Report every line from the material that contains the word "residues".

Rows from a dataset
=====
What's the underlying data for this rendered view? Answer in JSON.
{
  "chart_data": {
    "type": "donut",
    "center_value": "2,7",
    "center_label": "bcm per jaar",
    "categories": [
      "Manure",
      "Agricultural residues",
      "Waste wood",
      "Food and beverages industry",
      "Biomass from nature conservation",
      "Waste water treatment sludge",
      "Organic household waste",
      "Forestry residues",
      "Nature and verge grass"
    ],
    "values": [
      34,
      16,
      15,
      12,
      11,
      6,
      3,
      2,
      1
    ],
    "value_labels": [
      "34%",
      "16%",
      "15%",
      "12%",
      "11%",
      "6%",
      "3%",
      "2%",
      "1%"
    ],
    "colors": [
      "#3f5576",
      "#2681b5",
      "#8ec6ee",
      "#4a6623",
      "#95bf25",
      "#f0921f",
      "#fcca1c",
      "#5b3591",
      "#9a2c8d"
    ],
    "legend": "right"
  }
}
=====
Finished answer
      "Agricultural residues",
      "Forestry residues",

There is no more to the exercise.